What you will do:
Reproduce the records below exactly as they appear, omitting any pictures they contain.

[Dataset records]
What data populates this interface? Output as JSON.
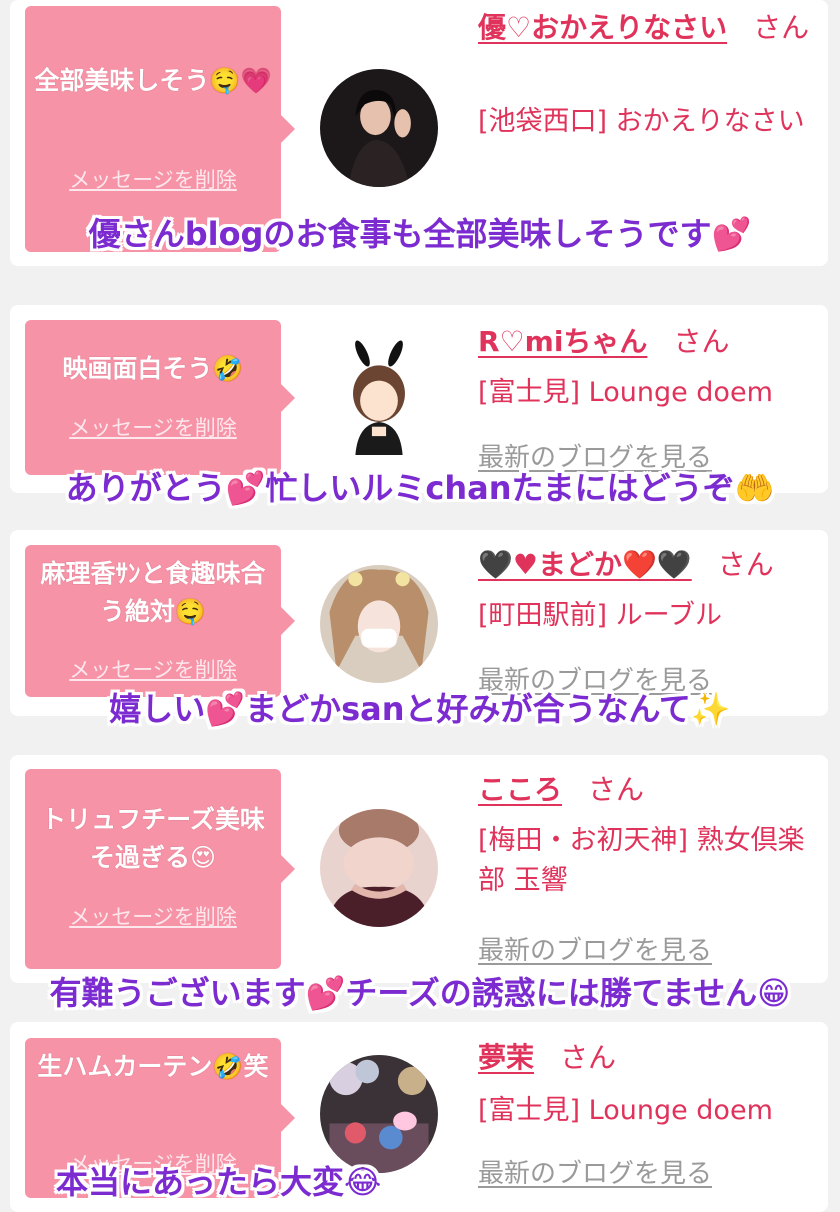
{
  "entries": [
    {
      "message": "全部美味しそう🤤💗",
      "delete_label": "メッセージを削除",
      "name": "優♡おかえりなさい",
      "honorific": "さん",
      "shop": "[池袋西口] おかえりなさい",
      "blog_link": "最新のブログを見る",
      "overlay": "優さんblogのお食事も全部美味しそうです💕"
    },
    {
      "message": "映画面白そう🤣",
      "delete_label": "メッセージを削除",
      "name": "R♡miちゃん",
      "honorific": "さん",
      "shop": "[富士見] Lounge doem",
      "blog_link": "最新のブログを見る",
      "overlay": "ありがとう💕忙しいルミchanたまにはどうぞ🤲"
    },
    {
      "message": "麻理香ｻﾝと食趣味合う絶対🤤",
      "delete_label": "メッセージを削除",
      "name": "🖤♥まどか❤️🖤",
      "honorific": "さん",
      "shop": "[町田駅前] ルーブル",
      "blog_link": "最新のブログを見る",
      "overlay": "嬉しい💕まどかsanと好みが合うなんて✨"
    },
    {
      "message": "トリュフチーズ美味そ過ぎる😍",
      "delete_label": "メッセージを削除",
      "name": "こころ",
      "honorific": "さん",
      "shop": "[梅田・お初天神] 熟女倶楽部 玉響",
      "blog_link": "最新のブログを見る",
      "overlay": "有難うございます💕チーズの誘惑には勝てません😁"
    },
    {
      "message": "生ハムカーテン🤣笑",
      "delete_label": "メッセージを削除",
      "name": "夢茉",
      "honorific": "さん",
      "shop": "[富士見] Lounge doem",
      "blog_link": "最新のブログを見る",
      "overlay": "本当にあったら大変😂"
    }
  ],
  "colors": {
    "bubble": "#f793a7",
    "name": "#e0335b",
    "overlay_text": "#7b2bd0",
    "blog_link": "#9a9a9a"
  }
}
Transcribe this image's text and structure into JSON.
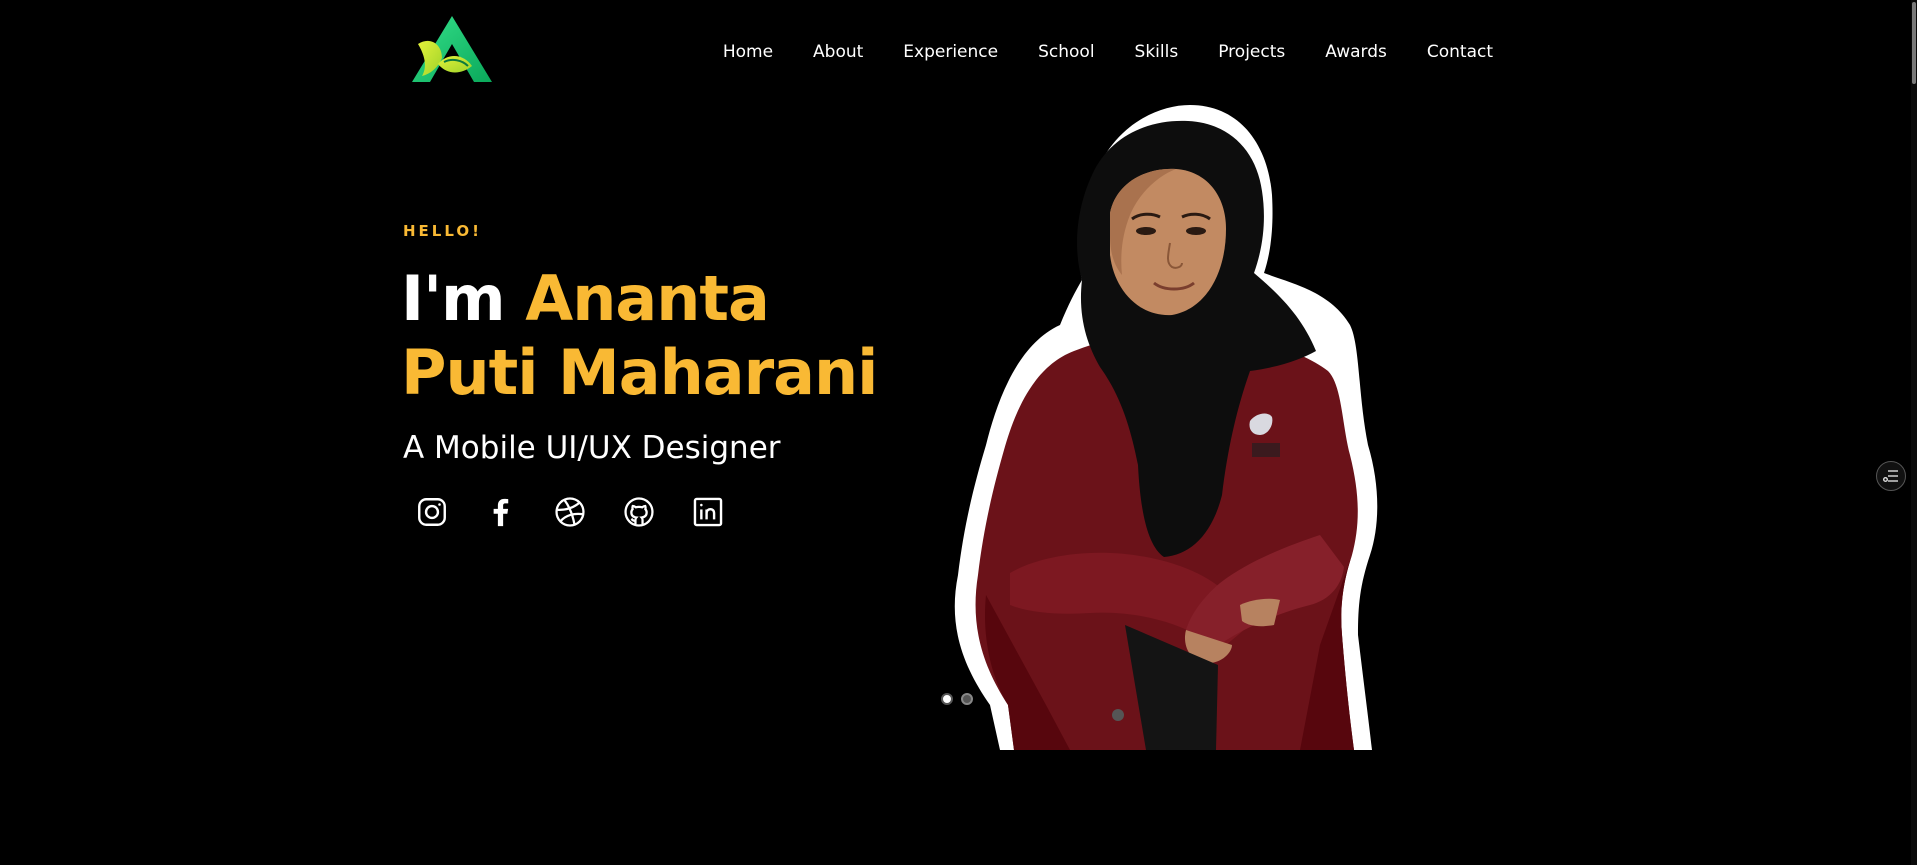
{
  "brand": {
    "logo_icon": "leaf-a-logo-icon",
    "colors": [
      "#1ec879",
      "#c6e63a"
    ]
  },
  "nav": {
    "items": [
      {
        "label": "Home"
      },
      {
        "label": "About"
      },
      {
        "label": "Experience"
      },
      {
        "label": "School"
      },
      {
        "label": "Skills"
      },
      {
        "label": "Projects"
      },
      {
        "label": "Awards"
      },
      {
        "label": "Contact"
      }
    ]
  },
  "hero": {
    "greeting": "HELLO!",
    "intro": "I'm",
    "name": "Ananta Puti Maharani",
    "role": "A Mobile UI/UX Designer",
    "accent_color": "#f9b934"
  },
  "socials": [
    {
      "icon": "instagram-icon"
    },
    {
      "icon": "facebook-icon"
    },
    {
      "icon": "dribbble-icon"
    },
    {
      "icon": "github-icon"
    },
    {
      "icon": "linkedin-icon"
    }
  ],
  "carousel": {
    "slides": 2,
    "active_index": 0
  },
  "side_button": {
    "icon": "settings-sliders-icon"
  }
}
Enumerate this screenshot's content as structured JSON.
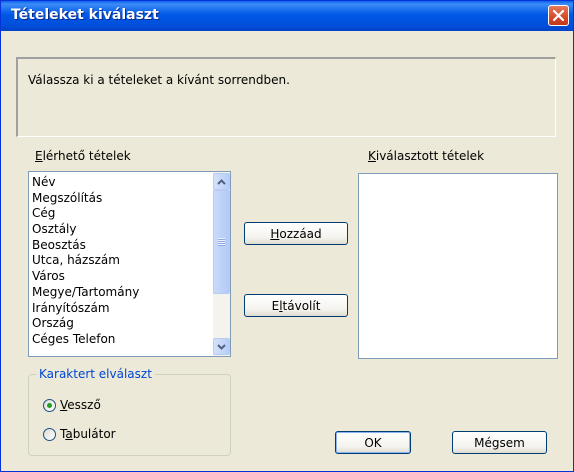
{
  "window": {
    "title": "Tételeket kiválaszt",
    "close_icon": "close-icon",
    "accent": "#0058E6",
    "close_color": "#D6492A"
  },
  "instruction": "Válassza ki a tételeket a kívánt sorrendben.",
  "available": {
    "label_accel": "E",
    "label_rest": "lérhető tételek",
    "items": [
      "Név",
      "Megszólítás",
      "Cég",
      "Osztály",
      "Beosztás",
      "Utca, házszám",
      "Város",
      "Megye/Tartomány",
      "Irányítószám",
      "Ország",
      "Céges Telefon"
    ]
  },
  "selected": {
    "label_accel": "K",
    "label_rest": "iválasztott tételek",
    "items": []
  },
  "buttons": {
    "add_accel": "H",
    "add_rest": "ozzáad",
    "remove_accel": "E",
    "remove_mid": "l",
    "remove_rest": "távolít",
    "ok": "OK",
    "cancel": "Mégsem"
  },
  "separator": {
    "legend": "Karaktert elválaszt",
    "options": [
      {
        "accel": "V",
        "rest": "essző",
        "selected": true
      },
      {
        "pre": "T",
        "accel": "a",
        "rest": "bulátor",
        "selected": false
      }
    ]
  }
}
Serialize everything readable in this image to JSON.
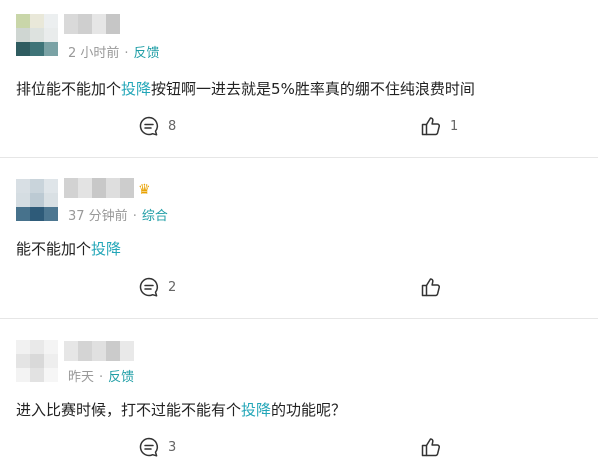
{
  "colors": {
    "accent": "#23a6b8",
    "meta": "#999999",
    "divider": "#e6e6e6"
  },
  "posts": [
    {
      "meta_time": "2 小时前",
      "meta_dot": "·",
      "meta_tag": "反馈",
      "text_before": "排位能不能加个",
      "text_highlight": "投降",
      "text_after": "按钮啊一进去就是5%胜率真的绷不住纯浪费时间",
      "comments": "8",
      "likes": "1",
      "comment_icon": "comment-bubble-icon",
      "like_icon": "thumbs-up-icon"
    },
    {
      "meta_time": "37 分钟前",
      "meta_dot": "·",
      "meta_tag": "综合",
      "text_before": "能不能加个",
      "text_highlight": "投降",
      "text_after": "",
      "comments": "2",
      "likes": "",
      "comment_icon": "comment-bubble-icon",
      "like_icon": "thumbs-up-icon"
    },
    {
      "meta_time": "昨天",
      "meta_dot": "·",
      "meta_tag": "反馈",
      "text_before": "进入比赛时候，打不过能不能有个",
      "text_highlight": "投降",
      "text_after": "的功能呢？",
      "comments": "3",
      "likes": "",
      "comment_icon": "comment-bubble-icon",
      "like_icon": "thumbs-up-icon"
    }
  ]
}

Complete answer:
What data populates this interface? Output as JSON.
{
  "entries": [
    {
      "message": "全部美味しそう🤤💗",
      "delete_label": "メッセージを削除",
      "name": "優♡おかえりなさい",
      "honorific": "さん",
      "shop": "[池袋西口] おかえりなさい",
      "blog_link": "最新のブログを見る",
      "overlay": "優さんblogのお食事も全部美味しそうです💕"
    },
    {
      "message": "映画面白そう🤣",
      "delete_label": "メッセージを削除",
      "name": "R♡miちゃん",
      "honorific": "さん",
      "shop": "[富士見] Lounge doem",
      "blog_link": "最新のブログを見る",
      "overlay": "ありがとう💕忙しいルミchanたまにはどうぞ🤲"
    },
    {
      "message": "麻理香ｻﾝと食趣味合う絶対🤤",
      "delete_label": "メッセージを削除",
      "name": "🖤♥まどか❤️🖤",
      "honorific": "さん",
      "shop": "[町田駅前] ルーブル",
      "blog_link": "最新のブログを見る",
      "overlay": "嬉しい💕まどかsanと好みが合うなんて✨"
    },
    {
      "message": "トリュフチーズ美味そ過ぎる😍",
      "delete_label": "メッセージを削除",
      "name": "こころ",
      "honorific": "さん",
      "shop": "[梅田・お初天神] 熟女倶楽部 玉響",
      "blog_link": "最新のブログを見る",
      "overlay": "有難うございます💕チーズの誘惑には勝てません😁"
    },
    {
      "message": "生ハムカーテン🤣笑",
      "delete_label": "メッセージを削除",
      "name": "夢茉",
      "honorific": "さん",
      "shop": "[富士見] Lounge doem",
      "blog_link": "最新のブログを見る",
      "overlay": "本当にあったら大変😂"
    }
  ],
  "colors": {
    "bubble": "#f793a7",
    "name": "#e0335b",
    "overlay_text": "#7b2bd0",
    "blog_link": "#9a9a9a"
  }
}
Transcribe this image's text and structure into JSON.
{
  "brand": {
    "logo_icon": "leaf-a-logo-icon",
    "colors": [
      "#1ec879",
      "#c6e63a"
    ]
  },
  "nav": {
    "items": [
      {
        "label": "Home"
      },
      {
        "label": "About"
      },
      {
        "label": "Experience"
      },
      {
        "label": "School"
      },
      {
        "label": "Skills"
      },
      {
        "label": "Projects"
      },
      {
        "label": "Awards"
      },
      {
        "label": "Contact"
      }
    ]
  },
  "hero": {
    "greeting": "HELLO!",
    "intro": "I'm",
    "name": "Ananta Puti Maharani",
    "role": "A Mobile UI/UX Designer",
    "accent_color": "#f9b934"
  },
  "socials": [
    {
      "icon": "instagram-icon"
    },
    {
      "icon": "facebook-icon"
    },
    {
      "icon": "dribbble-icon"
    },
    {
      "icon": "github-icon"
    },
    {
      "icon": "linkedin-icon"
    }
  ],
  "carousel": {
    "slides": 2,
    "active_index": 0
  },
  "side_button": {
    "icon": "settings-sliders-icon"
  }
}
Enumerate this screenshot's content as structured JSON.
{
  "window": {
    "title": "Tételeket kiválaszt",
    "close_icon": "close-icon",
    "accent": "#0058E6",
    "close_color": "#D6492A"
  },
  "instruction": "Válassza ki a tételeket a kívánt sorrendben.",
  "available": {
    "label_accel": "E",
    "label_rest": "lérhető tételek",
    "items": [
      "Név",
      "Megszólítás",
      "Cég",
      "Osztály",
      "Beosztás",
      "Utca, házszám",
      "Város",
      "Megye/Tartomány",
      "Irányítószám",
      "Ország",
      "Céges Telefon"
    ]
  },
  "selected": {
    "label_accel": "K",
    "label_rest": "iválasztott tételek",
    "items": []
  },
  "buttons": {
    "add_accel": "H",
    "add_rest": "ozzáad",
    "remove_accel": "E",
    "remove_mid": "l",
    "remove_rest": "távolít",
    "ok": "OK",
    "cancel": "Mégsem"
  },
  "separator": {
    "legend": "Karaktert elválaszt",
    "options": [
      {
        "accel": "V",
        "rest": "essző",
        "selected": true
      },
      {
        "pre": "T",
        "accel": "a",
        "rest": "bulátor",
        "selected": false
      }
    ]
  }
}
Serialize everything readable in this image to JSON.
{
  "colors": {
    "accent": "#23a6b8",
    "meta": "#999999",
    "divider": "#e6e6e6"
  },
  "posts": [
    {
      "meta_time": "2 小时前",
      "meta_dot": "·",
      "meta_tag": "反馈",
      "text_before": "排位能不能加个",
      "text_highlight": "投降",
      "text_after": "按钮啊一进去就是5%胜率真的绷不住纯浪费时间",
      "comments": "8",
      "likes": "1",
      "comment_icon": "comment-bubble-icon",
      "like_icon": "thumbs-up-icon"
    },
    {
      "meta_time": "37 分钟前",
      "meta_dot": "·",
      "meta_tag": "综合",
      "text_before": "能不能加个",
      "text_highlight": "投降",
      "text_after": "",
      "comments": "2",
      "likes": "",
      "comment_icon": "comment-bubble-icon",
      "like_icon": "thumbs-up-icon"
    },
    {
      "meta_time": "昨天",
      "meta_dot": "·",
      "meta_tag": "反馈",
      "text_before": "进入比赛时候，打不过能不能有个",
      "text_highlight": "投降",
      "text_after": "的功能呢？",
      "comments": "3",
      "likes": "",
      "comment_icon": "comment-bubble-icon",
      "like_icon": "thumbs-up-icon"
    }
  ]
}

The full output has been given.